PROMPT:
Determine how many lines of the material hold the string "name" and reply with only that number.

** begin PROVIDED RECORDS **

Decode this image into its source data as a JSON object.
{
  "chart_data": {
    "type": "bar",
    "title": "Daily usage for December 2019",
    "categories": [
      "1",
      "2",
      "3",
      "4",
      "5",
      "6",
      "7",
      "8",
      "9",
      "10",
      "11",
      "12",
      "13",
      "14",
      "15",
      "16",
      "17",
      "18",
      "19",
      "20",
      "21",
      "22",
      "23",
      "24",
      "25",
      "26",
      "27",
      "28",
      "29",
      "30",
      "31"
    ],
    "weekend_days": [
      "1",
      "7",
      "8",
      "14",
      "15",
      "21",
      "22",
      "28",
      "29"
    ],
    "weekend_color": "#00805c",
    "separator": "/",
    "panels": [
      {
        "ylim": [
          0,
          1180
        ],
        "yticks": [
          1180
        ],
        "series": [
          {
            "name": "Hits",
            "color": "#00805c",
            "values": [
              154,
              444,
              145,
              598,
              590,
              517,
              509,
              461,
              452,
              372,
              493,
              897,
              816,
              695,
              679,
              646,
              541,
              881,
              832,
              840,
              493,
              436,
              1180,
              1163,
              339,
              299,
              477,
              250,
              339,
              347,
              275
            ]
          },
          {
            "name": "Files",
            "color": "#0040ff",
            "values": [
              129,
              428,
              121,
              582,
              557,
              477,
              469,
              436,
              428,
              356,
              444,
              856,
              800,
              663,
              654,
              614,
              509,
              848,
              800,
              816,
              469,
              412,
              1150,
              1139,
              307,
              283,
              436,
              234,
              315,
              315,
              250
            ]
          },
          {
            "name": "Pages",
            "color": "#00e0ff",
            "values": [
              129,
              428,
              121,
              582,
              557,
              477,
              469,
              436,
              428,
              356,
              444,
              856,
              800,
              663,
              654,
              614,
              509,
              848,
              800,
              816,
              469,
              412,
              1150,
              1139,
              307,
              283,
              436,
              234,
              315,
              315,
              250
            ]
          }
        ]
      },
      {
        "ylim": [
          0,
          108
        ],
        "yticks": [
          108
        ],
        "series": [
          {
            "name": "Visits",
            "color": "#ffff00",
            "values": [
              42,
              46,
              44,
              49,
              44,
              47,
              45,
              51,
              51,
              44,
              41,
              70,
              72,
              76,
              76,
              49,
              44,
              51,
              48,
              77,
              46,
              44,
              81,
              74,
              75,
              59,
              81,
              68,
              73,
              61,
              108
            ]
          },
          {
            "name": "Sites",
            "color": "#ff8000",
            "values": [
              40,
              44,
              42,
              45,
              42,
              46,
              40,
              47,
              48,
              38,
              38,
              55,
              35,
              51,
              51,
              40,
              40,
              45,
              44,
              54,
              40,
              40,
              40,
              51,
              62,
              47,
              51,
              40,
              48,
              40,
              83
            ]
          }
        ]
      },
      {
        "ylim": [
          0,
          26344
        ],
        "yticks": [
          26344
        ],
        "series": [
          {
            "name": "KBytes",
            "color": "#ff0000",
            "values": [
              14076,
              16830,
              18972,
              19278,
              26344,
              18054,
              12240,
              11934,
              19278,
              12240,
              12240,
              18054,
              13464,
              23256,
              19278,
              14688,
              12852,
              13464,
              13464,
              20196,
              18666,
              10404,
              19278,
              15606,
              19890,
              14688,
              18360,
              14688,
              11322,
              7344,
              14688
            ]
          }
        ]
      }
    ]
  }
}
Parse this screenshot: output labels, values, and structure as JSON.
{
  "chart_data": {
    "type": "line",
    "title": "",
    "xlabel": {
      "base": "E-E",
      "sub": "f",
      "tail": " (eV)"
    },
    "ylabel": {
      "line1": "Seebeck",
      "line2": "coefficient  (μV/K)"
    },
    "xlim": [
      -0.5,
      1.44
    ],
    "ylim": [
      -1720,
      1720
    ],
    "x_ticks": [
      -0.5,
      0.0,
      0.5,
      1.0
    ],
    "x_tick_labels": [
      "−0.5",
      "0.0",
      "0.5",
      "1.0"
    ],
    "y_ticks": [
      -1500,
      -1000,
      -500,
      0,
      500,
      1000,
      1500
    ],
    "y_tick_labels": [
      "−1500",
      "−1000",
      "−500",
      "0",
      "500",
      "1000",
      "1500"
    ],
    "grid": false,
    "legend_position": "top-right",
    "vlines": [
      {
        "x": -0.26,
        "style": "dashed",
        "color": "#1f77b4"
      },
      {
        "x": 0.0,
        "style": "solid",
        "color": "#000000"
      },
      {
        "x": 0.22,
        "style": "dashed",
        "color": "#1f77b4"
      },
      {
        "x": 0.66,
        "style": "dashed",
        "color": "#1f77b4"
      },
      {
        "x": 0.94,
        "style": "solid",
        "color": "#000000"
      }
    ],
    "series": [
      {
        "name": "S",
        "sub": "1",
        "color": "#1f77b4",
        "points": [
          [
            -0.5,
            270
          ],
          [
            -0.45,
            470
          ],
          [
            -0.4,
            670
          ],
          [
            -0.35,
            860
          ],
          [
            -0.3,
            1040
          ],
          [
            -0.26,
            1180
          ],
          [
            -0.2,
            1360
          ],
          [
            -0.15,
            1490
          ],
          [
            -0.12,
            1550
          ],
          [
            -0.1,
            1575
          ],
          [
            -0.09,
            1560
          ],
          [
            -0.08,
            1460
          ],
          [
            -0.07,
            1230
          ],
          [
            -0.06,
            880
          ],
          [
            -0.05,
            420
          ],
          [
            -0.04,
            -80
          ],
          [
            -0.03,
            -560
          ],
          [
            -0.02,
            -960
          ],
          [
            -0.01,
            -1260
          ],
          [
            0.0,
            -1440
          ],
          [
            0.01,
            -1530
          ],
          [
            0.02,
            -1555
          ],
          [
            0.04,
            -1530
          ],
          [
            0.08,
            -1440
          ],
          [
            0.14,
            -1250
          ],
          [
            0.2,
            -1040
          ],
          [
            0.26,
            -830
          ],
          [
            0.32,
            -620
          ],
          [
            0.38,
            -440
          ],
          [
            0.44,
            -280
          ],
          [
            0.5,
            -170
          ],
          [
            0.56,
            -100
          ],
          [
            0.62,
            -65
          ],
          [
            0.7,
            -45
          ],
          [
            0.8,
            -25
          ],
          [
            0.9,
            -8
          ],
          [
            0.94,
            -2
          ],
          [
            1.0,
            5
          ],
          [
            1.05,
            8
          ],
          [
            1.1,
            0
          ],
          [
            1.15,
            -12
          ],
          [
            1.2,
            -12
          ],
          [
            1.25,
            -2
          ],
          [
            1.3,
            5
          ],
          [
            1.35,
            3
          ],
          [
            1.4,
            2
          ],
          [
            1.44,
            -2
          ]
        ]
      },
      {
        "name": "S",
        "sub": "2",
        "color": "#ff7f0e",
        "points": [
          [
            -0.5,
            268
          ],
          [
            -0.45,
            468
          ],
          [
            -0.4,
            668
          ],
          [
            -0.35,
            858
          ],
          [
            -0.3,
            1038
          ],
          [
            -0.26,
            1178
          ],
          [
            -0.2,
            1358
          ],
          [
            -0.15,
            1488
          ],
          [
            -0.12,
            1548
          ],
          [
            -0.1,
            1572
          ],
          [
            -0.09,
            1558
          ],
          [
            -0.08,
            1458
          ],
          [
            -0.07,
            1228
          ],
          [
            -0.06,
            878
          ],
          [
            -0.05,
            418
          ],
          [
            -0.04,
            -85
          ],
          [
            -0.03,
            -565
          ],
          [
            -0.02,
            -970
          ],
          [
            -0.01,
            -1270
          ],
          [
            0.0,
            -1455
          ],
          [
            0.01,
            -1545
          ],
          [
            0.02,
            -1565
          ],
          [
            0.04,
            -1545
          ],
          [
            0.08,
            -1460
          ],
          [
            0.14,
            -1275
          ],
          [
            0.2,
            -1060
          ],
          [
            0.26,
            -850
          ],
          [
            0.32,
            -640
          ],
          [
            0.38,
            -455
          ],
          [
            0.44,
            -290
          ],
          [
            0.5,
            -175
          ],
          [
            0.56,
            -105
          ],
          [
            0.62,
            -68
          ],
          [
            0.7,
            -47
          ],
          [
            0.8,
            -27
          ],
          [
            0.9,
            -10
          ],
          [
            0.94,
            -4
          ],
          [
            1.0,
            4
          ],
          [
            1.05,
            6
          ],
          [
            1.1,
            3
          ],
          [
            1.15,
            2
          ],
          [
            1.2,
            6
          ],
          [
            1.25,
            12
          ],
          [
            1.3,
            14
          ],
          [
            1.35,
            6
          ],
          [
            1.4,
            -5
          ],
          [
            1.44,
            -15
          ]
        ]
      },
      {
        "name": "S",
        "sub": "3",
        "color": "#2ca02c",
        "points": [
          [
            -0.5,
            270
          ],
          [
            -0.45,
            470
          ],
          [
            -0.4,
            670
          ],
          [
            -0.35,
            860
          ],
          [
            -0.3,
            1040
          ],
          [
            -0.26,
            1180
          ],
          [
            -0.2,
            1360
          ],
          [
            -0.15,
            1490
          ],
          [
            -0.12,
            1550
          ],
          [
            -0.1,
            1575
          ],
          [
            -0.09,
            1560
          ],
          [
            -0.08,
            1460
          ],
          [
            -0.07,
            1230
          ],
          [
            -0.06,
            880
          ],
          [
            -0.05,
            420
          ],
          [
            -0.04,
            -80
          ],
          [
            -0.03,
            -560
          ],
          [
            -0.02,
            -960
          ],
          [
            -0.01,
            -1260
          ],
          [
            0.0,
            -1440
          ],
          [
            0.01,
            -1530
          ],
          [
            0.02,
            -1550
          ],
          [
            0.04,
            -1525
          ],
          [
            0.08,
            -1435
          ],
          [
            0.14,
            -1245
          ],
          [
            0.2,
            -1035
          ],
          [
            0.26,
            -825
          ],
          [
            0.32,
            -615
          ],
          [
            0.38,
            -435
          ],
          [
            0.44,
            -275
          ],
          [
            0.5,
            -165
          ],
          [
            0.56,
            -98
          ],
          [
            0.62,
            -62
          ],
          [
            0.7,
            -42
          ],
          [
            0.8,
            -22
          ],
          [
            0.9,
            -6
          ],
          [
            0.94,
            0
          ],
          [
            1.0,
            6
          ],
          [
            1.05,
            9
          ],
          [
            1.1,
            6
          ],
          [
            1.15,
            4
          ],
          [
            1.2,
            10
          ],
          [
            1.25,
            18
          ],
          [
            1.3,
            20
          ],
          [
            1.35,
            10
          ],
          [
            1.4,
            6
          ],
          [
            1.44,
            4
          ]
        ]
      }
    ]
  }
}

** end PROVIDED RECORDS **

REPLY:
9